RECORD SET:
»»

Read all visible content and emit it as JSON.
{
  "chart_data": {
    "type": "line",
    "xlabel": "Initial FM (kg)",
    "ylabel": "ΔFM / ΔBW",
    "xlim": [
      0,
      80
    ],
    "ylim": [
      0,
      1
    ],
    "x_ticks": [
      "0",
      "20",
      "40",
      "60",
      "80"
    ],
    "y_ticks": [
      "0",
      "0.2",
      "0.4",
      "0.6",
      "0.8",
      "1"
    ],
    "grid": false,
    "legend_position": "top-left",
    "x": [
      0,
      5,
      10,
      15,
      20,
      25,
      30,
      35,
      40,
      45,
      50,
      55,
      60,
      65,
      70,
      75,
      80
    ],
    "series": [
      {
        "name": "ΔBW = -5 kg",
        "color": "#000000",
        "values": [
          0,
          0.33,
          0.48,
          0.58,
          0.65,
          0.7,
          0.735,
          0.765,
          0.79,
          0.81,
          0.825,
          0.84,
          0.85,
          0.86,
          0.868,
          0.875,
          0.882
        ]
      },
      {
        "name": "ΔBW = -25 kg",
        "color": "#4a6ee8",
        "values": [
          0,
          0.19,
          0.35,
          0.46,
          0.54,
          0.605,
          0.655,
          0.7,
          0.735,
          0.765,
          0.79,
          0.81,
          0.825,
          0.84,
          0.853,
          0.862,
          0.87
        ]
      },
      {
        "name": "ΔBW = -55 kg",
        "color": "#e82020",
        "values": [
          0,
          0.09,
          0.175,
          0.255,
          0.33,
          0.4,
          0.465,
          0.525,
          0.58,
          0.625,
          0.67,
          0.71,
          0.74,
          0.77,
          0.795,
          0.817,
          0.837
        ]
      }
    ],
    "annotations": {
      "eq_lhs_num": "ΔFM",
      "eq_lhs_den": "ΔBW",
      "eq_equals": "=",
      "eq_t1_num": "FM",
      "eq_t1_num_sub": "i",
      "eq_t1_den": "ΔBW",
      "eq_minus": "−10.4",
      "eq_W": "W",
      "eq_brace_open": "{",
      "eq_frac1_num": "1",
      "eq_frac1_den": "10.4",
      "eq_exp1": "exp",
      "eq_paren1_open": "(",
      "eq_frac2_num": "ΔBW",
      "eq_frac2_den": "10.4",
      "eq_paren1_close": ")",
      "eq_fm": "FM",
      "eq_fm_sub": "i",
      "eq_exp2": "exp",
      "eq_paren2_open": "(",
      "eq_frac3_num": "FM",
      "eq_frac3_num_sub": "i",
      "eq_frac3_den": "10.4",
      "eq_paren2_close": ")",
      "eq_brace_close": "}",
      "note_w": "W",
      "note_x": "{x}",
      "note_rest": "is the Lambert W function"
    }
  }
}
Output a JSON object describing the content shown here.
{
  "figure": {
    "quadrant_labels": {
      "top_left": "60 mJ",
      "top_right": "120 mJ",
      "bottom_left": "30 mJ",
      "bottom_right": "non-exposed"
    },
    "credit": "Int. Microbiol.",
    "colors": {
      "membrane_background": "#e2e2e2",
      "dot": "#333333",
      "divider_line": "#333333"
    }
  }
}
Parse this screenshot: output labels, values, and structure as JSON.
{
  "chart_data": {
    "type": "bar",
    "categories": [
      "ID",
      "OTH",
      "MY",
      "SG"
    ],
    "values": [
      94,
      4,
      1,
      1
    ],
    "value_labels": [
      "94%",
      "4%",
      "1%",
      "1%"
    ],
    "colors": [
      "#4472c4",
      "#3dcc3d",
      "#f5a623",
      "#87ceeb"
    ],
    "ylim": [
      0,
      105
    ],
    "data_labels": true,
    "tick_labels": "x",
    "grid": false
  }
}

««
»»

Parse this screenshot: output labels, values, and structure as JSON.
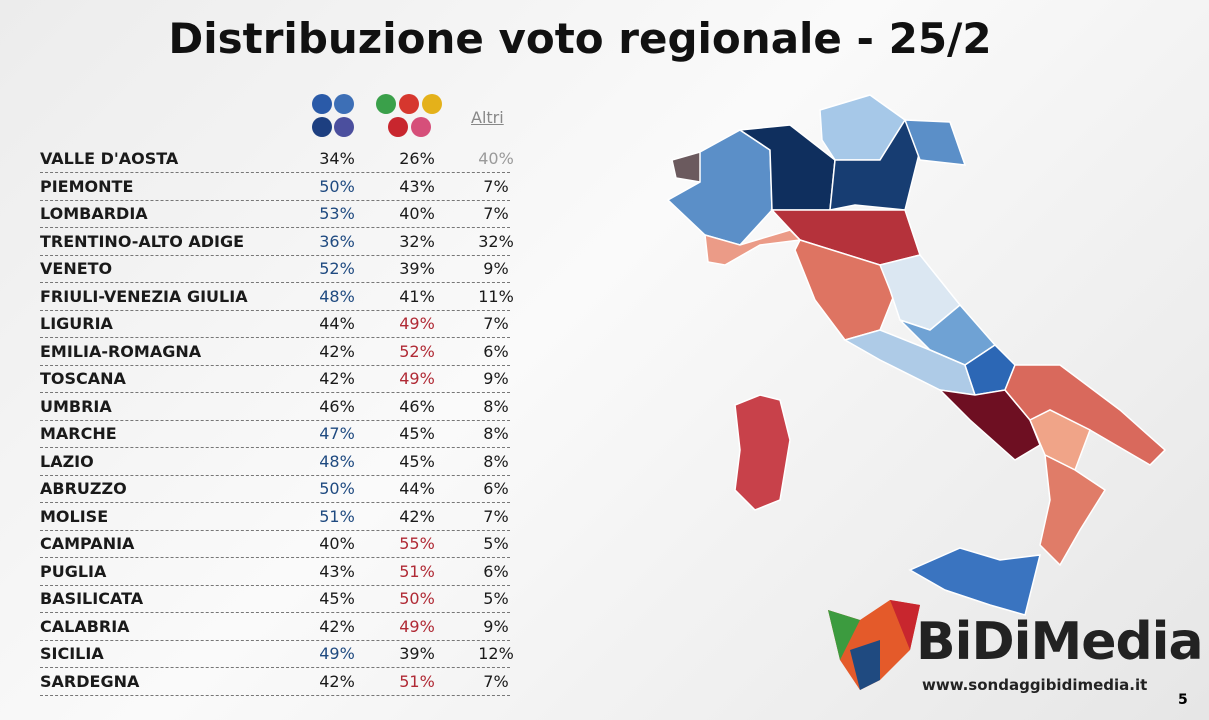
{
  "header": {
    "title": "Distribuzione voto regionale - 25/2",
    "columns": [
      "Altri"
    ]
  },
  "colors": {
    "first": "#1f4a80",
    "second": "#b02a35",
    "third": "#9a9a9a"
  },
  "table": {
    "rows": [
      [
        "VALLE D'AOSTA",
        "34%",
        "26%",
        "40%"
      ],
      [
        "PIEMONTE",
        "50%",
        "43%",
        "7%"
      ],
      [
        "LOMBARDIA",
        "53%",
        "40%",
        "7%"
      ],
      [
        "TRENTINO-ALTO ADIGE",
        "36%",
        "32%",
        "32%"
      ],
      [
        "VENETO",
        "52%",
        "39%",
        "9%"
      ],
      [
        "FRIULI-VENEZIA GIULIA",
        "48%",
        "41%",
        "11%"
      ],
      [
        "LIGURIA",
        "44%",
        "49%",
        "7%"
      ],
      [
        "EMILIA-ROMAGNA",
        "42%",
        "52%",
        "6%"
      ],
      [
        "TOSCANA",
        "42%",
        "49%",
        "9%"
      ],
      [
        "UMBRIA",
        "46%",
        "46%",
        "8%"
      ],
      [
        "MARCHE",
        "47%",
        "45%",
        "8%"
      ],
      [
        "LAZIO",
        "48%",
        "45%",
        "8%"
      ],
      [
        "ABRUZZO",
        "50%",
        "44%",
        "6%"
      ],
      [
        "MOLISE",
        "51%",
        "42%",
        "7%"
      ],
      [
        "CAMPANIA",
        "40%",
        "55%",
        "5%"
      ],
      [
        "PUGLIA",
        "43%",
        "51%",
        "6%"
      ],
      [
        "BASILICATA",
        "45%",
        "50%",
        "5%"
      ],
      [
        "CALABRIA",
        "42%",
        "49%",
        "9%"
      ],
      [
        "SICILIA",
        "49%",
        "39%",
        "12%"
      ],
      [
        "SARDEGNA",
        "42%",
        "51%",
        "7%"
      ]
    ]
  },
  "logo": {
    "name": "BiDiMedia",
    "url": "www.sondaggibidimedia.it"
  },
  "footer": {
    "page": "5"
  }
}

««
»»

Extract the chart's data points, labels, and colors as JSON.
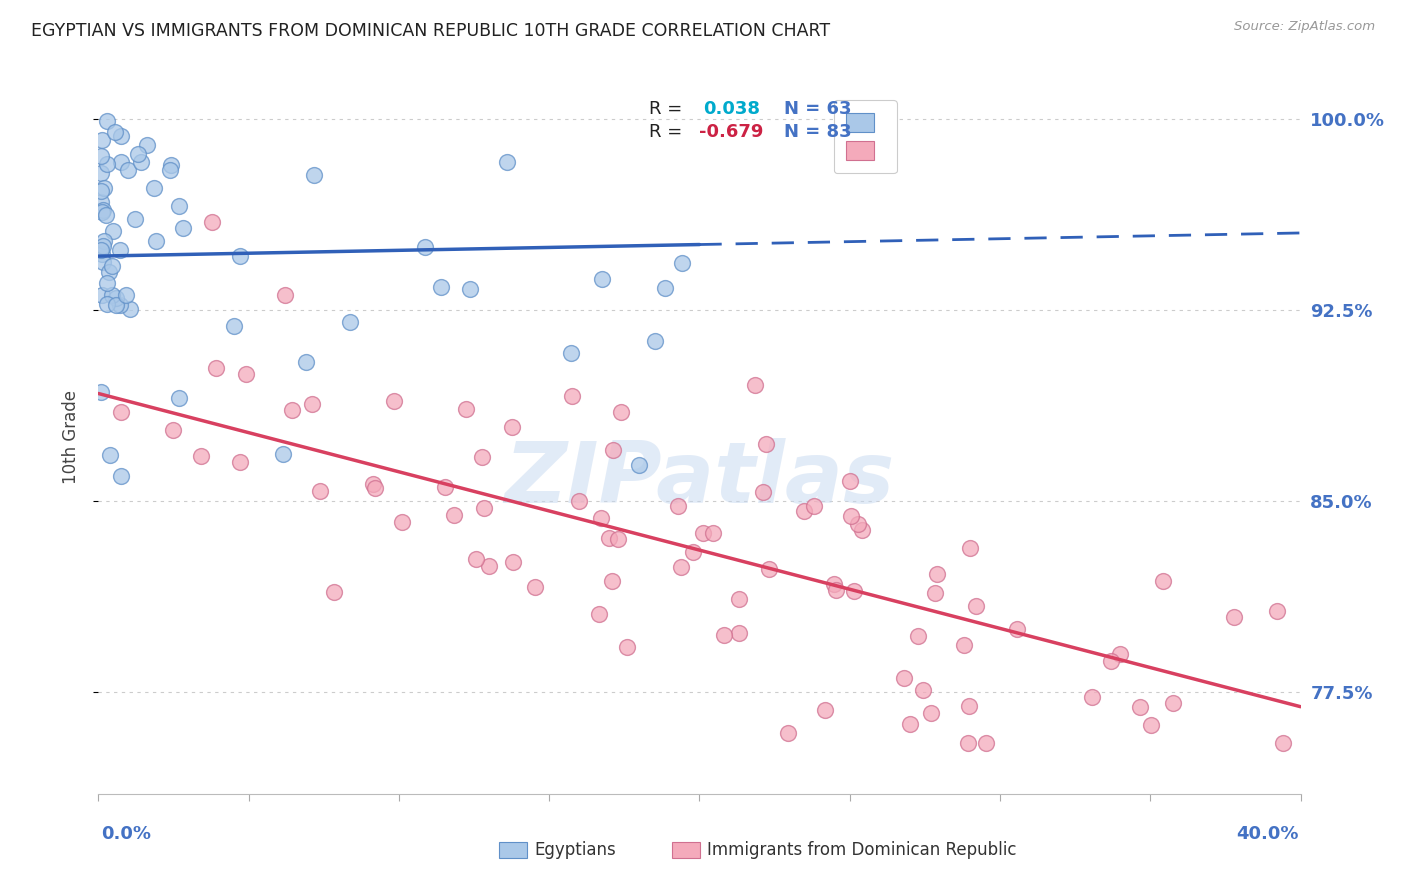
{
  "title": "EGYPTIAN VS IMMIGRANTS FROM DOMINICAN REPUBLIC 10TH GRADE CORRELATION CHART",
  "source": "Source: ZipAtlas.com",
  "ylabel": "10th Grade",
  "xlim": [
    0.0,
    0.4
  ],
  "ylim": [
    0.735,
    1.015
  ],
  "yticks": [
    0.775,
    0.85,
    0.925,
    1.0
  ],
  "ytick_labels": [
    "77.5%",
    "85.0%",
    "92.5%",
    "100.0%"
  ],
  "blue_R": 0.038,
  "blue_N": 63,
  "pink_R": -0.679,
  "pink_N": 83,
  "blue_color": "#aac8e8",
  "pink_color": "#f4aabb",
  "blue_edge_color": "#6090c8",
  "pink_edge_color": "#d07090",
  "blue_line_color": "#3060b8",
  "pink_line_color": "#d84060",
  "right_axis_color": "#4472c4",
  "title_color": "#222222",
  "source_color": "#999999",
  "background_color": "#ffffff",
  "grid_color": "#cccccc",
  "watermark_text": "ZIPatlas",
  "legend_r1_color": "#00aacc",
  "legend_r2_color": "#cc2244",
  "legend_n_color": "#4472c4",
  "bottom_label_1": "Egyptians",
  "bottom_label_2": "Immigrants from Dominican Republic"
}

««

GOAL OF THE EXERCISE:
Look above for lines with the word "content" and copy them all.

RESPONSE TO THE TASK:
Read all visible content and emit it as JSON.
Output a JSON object describing the content shown here.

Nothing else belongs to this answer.